→ STATED GOAL
Return each line containing "Daerah".

→ SOURCE RECORDS
------
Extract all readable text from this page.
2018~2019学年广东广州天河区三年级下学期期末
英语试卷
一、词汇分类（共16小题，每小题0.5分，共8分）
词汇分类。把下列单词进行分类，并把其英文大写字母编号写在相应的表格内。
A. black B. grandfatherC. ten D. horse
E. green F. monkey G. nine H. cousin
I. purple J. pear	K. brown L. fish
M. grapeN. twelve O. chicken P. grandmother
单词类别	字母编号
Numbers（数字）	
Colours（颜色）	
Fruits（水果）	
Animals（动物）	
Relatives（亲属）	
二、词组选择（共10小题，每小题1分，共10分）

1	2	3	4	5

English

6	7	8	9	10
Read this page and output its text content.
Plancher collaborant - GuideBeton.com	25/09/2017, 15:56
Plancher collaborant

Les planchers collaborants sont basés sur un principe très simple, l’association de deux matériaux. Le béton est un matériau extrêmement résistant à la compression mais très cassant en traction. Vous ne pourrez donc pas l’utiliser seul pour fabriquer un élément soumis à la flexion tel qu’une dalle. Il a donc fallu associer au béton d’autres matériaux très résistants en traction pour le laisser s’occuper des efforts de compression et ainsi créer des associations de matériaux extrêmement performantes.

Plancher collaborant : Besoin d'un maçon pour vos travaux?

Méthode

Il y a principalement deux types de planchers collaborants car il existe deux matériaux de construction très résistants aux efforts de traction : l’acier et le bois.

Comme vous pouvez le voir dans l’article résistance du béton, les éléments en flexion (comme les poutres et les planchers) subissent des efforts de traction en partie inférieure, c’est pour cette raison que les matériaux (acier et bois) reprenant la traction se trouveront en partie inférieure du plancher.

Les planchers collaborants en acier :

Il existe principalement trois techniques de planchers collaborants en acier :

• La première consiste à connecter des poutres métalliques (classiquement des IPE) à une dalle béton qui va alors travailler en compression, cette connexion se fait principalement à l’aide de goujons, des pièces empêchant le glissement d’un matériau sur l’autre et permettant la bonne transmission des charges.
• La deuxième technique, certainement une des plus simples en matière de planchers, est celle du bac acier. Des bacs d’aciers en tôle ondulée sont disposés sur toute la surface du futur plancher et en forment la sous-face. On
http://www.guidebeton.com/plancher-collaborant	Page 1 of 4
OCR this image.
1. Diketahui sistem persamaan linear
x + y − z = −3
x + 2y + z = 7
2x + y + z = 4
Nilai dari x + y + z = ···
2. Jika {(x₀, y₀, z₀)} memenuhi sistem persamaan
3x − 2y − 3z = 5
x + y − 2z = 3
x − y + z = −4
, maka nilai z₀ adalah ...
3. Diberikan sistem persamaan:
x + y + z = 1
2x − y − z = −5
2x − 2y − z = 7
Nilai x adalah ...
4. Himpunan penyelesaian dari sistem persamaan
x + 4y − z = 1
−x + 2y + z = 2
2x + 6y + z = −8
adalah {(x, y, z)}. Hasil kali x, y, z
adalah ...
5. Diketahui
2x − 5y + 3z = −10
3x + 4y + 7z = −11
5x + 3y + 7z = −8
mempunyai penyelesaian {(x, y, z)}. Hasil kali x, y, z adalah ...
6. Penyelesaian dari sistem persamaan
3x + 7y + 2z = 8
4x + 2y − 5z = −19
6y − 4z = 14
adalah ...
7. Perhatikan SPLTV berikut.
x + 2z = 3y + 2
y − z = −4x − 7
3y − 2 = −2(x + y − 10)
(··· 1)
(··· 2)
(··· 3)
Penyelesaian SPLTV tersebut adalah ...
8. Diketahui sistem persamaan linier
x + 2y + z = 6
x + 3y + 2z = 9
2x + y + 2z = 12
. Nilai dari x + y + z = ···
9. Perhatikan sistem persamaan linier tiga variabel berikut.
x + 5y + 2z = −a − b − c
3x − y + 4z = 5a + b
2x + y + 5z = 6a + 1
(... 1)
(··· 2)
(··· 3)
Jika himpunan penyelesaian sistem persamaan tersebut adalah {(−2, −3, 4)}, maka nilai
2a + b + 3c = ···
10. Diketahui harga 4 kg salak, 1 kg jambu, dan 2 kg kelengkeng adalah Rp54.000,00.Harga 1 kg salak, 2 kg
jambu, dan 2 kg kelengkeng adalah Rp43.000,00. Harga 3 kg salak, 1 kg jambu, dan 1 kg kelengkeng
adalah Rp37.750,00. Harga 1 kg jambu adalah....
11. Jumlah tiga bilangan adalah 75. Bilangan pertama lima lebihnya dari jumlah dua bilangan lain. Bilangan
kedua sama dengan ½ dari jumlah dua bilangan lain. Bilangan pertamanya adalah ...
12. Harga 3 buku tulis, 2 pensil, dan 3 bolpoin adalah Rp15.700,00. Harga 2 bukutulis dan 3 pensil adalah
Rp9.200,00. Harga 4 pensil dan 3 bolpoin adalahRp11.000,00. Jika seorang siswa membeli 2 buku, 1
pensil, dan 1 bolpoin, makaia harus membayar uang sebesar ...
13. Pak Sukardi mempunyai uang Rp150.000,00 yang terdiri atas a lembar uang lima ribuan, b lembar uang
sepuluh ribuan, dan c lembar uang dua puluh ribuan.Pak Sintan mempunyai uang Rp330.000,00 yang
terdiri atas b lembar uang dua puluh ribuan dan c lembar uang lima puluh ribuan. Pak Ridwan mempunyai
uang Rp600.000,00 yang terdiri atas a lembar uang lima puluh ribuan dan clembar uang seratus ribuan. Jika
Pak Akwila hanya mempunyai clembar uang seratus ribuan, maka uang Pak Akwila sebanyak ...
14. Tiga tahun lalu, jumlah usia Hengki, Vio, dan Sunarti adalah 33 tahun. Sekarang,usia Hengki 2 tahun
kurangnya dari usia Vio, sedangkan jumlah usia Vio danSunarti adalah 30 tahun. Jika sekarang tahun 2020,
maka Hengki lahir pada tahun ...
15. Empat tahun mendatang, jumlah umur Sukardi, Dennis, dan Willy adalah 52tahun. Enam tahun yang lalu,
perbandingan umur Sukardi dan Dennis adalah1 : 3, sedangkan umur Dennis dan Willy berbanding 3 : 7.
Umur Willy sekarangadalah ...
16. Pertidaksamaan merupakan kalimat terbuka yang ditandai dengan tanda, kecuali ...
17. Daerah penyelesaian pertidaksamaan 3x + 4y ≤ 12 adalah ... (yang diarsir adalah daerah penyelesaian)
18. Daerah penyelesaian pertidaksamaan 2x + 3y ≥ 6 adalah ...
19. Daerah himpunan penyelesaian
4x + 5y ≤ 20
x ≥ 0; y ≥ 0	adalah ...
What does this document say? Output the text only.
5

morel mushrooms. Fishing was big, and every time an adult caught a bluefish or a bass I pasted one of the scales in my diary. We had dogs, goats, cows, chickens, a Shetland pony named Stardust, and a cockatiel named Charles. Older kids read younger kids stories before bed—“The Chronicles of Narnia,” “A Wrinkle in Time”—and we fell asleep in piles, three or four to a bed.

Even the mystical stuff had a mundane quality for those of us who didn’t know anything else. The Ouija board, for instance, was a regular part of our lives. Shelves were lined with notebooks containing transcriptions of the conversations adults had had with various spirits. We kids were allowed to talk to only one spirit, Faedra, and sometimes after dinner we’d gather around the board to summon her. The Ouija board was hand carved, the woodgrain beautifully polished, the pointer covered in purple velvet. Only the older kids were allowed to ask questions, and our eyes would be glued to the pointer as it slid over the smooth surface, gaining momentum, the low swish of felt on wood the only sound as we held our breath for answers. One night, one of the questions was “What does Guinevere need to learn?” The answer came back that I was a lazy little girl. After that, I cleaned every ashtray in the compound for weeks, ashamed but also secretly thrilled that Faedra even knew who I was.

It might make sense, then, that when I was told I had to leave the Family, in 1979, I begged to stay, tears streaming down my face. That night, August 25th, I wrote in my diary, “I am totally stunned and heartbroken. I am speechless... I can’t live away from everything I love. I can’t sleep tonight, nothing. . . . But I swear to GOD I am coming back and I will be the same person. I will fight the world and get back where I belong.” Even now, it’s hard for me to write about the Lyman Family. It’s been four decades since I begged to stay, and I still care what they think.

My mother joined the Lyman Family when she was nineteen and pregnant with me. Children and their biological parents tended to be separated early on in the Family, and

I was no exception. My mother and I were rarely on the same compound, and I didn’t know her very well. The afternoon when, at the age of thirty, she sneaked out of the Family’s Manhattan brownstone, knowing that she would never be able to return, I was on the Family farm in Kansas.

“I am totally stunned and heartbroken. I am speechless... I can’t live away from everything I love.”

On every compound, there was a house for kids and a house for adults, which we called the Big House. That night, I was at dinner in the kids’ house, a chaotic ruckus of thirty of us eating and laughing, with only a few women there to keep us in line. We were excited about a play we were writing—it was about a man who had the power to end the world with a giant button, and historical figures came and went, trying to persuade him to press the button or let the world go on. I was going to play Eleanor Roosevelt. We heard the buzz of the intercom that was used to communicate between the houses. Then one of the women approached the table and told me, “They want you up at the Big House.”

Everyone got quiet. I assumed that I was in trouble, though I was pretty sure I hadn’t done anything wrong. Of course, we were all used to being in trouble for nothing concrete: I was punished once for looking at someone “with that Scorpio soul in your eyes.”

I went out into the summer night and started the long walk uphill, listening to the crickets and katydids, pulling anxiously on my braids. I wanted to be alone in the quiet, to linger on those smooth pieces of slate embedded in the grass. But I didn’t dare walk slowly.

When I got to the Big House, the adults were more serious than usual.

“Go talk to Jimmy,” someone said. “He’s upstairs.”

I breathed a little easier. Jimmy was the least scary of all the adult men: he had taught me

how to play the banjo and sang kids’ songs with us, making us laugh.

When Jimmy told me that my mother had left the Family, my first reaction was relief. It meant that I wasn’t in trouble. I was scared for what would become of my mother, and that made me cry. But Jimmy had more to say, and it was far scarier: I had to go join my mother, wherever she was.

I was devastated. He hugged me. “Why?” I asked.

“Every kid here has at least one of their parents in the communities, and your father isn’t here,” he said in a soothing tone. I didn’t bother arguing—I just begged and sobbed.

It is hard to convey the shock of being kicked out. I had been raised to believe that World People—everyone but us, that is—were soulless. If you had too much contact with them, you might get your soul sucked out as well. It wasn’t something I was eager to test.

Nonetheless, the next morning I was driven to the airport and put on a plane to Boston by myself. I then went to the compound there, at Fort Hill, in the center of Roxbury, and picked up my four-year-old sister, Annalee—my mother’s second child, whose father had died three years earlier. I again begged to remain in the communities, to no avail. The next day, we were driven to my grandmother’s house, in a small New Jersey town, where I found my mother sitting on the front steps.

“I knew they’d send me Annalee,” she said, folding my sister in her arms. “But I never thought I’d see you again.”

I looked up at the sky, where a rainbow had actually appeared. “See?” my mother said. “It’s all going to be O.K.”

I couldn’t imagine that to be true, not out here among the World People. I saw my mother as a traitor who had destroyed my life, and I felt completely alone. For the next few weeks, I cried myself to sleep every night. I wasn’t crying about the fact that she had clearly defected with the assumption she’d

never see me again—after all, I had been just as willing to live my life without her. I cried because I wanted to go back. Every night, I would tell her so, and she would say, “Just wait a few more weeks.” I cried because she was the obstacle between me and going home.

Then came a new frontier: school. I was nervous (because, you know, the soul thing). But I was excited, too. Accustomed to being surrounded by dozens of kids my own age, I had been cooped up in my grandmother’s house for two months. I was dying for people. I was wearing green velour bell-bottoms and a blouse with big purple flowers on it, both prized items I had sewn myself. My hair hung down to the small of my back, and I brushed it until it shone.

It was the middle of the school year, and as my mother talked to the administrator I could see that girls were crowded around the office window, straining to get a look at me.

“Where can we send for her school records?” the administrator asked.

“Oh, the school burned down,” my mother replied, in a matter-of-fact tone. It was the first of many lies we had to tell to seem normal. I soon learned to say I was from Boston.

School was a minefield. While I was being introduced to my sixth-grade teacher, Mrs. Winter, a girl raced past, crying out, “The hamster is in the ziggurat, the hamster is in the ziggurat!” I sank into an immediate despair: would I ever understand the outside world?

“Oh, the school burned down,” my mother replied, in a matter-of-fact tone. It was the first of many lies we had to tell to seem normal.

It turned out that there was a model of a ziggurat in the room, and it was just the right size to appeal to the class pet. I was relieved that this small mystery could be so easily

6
------
→ ANSWER TO THE TASK
17. Daerah penyelesaian pertidaksamaan 3x + 4y ≤ 12 adalah ... (yang diarsir adalah daerah penyelesaian)
18. Daerah penyelesaian pertidaksamaan 2x + 3y ≥ 6 adalah ...
19. Daerah himpunan penyelesaian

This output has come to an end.